• Required task
Scan the data below for the string "xlabel". Show every line where it turns up.

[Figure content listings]
┄┄┄┄┄┄┄┄┄┄┄┄┄┄┄┄┄┄┄┄
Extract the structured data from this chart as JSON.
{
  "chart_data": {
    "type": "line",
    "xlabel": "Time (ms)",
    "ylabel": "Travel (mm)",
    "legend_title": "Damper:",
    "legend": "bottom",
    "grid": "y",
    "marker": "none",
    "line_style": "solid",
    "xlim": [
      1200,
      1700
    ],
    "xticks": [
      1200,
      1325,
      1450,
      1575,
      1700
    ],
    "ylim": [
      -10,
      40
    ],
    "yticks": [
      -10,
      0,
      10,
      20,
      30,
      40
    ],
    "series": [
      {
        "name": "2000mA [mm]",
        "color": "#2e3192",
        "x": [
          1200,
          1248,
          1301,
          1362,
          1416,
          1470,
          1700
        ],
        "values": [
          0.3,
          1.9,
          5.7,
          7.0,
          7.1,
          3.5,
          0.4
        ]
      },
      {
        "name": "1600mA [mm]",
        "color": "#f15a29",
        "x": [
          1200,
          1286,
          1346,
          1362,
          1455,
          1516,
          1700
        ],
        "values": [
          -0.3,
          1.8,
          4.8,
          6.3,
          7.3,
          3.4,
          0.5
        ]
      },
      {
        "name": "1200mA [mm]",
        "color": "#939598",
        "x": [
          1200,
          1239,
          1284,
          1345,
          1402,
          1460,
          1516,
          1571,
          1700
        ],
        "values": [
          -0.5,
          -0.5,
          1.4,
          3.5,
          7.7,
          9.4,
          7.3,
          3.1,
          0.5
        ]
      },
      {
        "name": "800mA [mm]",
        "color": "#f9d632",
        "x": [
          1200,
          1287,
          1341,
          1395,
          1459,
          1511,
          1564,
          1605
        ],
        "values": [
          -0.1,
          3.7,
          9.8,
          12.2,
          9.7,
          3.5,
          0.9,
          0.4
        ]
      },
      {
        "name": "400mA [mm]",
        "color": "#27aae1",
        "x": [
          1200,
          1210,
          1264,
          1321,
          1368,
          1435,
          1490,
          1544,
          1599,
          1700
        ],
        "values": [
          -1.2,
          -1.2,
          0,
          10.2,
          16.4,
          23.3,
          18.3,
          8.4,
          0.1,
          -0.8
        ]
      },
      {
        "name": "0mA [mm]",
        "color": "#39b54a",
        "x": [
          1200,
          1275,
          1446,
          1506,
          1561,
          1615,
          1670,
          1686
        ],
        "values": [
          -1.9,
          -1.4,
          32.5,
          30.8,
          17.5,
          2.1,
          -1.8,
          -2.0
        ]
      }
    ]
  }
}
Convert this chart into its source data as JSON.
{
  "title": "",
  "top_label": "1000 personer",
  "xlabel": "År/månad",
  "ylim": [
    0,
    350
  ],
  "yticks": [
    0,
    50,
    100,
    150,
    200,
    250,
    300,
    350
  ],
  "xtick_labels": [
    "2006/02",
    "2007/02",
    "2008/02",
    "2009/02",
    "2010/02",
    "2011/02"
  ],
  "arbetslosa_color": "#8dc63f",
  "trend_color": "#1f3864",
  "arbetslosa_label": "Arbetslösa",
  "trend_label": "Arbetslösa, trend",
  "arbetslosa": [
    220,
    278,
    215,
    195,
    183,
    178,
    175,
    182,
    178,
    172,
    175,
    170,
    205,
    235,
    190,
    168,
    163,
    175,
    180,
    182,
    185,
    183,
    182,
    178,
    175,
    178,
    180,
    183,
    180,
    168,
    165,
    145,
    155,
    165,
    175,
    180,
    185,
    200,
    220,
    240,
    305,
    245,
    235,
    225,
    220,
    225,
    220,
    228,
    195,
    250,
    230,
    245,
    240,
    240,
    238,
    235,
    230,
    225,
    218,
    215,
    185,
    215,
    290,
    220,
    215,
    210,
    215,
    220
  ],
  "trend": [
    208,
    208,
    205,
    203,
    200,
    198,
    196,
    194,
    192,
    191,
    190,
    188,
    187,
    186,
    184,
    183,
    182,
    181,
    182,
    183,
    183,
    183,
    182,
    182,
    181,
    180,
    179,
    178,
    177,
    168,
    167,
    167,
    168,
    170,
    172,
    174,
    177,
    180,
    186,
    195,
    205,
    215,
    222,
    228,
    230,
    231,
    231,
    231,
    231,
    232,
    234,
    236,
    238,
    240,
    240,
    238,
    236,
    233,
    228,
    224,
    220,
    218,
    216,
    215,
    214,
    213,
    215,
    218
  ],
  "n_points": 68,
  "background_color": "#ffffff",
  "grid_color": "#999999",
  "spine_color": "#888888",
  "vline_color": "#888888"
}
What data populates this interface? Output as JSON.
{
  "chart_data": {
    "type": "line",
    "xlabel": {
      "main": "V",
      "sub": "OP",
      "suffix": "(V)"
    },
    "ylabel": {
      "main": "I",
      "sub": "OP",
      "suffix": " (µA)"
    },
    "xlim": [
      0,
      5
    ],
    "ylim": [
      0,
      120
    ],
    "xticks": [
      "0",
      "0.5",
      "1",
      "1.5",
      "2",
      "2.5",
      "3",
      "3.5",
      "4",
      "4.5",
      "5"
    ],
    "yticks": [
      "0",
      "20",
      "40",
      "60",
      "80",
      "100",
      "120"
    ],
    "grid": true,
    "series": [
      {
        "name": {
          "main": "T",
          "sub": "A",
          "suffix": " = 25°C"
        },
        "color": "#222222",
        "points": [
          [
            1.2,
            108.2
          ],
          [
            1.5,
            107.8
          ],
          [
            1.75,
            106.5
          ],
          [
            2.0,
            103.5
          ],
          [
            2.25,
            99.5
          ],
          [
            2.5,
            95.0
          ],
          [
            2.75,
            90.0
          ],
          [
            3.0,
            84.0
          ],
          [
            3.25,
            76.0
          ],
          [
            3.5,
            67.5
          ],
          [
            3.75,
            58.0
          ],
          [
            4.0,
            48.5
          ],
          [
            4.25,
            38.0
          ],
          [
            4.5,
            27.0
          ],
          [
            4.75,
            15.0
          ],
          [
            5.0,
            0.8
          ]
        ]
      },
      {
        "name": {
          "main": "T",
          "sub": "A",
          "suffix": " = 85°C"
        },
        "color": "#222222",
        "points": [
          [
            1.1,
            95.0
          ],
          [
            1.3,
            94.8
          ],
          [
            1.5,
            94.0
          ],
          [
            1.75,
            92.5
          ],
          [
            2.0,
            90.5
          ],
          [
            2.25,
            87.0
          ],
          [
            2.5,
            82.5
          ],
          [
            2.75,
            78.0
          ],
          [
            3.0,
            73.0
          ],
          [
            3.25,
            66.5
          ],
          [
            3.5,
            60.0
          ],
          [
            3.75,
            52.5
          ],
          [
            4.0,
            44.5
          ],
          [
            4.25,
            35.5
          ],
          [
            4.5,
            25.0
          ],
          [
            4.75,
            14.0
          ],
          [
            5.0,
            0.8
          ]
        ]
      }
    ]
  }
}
┄┄┄┄┄┄┄┄┄┄┄┄┄┄┄┄┄┄┄┄
• Complete output
    "xlabel": "Time (ms)",
  "xlabel": "År/månad",
    "xlabel": {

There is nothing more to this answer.